== Problem to work on ==
Write out the passage on swiping glass again, from the words containing "Look at some" through "to be clean.", and swap "cut yourself" for "get cut" each time it appears.

— START OF Selection —

Look at some of the reasons for swiping every piece of glass you handle:

  • You won't cut yourself as often.
  • You will take a lot less time to clean the glass because you won't have to be so careful.
  • Swiped glass won't shred your glass cleaning rag and make rag dust right where you're trying to be clean.
  • You will probably do a much better job cleaning the glass near the edges.
  • Swiped glass won't scrape little fibers of wood, gold leaf, or paint from the rabbet of your wood frames.
  • Swiped glass won't chip and break as often in metal frames.
  • Framespace goes onto swiped glass very easily.

What does it take to swipe a piece of glass?

Using a carborundum whetstone, a diamond or tungsten grit seamier, or a hand seamier. (All readily available from industry suppliers or hardware stores.) With two or three quick, light, strokes along the edges on both sides gets rid of sharp edges. It takes less than 15 seconds to swipe a 16 x 20 piece of glass.

— END OF Selection —
— START OF Excerpted records —

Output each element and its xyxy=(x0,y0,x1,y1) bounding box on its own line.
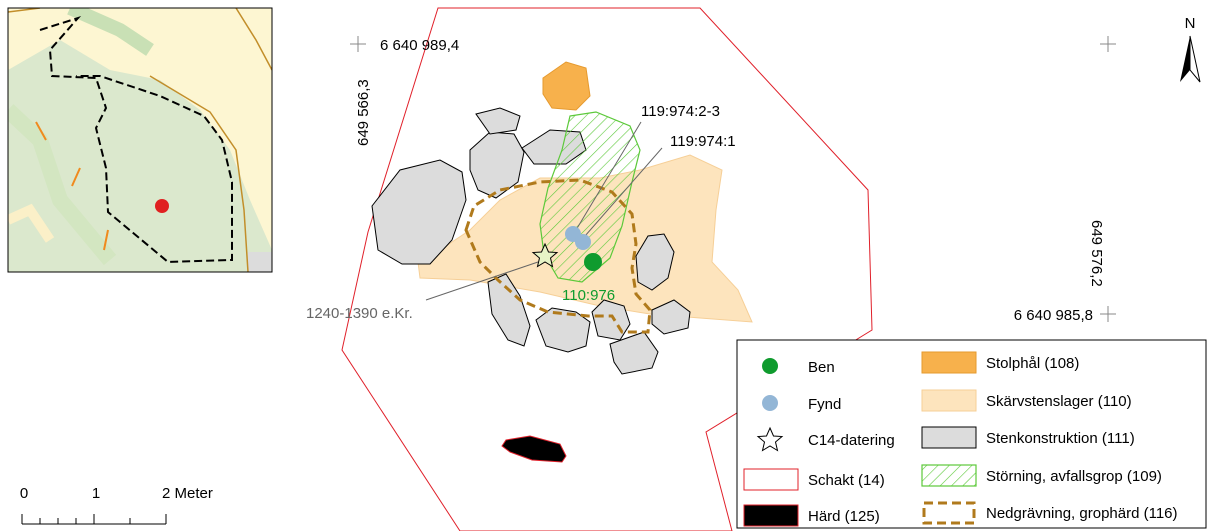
legend: Ben Fynd C14-datering Schakt (14) Härd (… xyxy=(736,339,1207,529)
stone xyxy=(635,233,675,291)
legend-symbol-trench xyxy=(743,468,799,491)
legend-symbol-fire-cracked-layer xyxy=(921,389,977,412)
legend-symbol-posthole xyxy=(921,351,977,374)
coordinate-cross-bottom-right xyxy=(1100,306,1116,322)
c14-label: 1240-1390 e.Kr. xyxy=(306,305,413,322)
legend-label: C14-datering xyxy=(808,432,895,449)
scale-tick-0: 0 xyxy=(20,485,28,502)
c14-star-icon xyxy=(531,242,559,268)
stone xyxy=(535,307,591,353)
overview-inset-map xyxy=(7,7,273,273)
legend-label: Schakt (14) xyxy=(808,472,885,489)
coordinate-cross-top-left xyxy=(350,36,366,52)
legend-label: Härd (125) xyxy=(808,508,880,525)
legend-symbol-bone xyxy=(762,358,778,374)
inset-site-marker xyxy=(155,199,169,213)
bone-label: 110:976 xyxy=(562,287,615,304)
bone-marker xyxy=(584,253,602,271)
legend-symbol-pit-hearth xyxy=(922,501,976,525)
inset-site-outline xyxy=(39,15,233,264)
legend-label: Störning, avfallsgrop (109) xyxy=(986,468,1162,485)
coord-label-right: 649 576,2 xyxy=(1088,220,1105,287)
legend-symbol-find xyxy=(762,395,778,411)
legend-label: Stenkonstruktion (111) xyxy=(986,430,1135,447)
coordinate-cross-top-right xyxy=(1100,36,1116,52)
legend-symbol-stone xyxy=(921,426,977,449)
leader-lines xyxy=(425,121,663,301)
find-label-1: 119:974:1 xyxy=(670,133,736,150)
legend-label: Nedgrävning, grophärd (116) xyxy=(986,505,1178,522)
stone xyxy=(475,107,521,135)
legend-symbol-hearth xyxy=(743,504,799,527)
scale-tick-2: 2 Meter xyxy=(162,485,213,502)
scale-tick-1: 1 xyxy=(92,485,100,502)
legend-label: Fynd xyxy=(808,396,841,413)
coord-label-left: 649 566,3 xyxy=(355,79,372,146)
stone xyxy=(591,299,631,341)
coord-label-bottom-right: 6 640 985,8 xyxy=(1014,307,1093,324)
pit-hearth-outline xyxy=(464,178,652,334)
scale-bar: 0 1 2 Meter xyxy=(20,485,213,525)
posthole xyxy=(542,61,591,111)
find-label-2-3: 119:974:2-3 xyxy=(641,103,720,120)
trench-outline xyxy=(341,7,873,531)
legend-label: Stolphål (108) xyxy=(986,355,1079,372)
legend-symbol-star-icon xyxy=(756,426,784,452)
find-marker xyxy=(575,234,591,250)
legend-label: Ben xyxy=(808,359,835,376)
north-arrow-icon: N xyxy=(1180,15,1201,83)
hearth xyxy=(501,435,567,463)
legend-label: Skärvstenslager (110) xyxy=(986,393,1132,410)
legend-symbol-disturbance xyxy=(921,464,977,487)
stone xyxy=(487,273,531,347)
north-label: N xyxy=(1185,15,1196,32)
coord-label-top-left: 6 640 989,4 xyxy=(380,37,459,54)
stone xyxy=(651,299,691,335)
stone xyxy=(371,159,467,265)
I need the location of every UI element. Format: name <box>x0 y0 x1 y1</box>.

— END OF Excerpted records —

== Task result ==
Look at some of the reasons for swiping every piece of glass you handle:

  • You won't get cut as often.
  • You will take a lot less time to clean the glass because you won't have to be so careful.
  • Swiped glass won't shred your glass cleaning rag and make rag dust right where you're trying to be clean.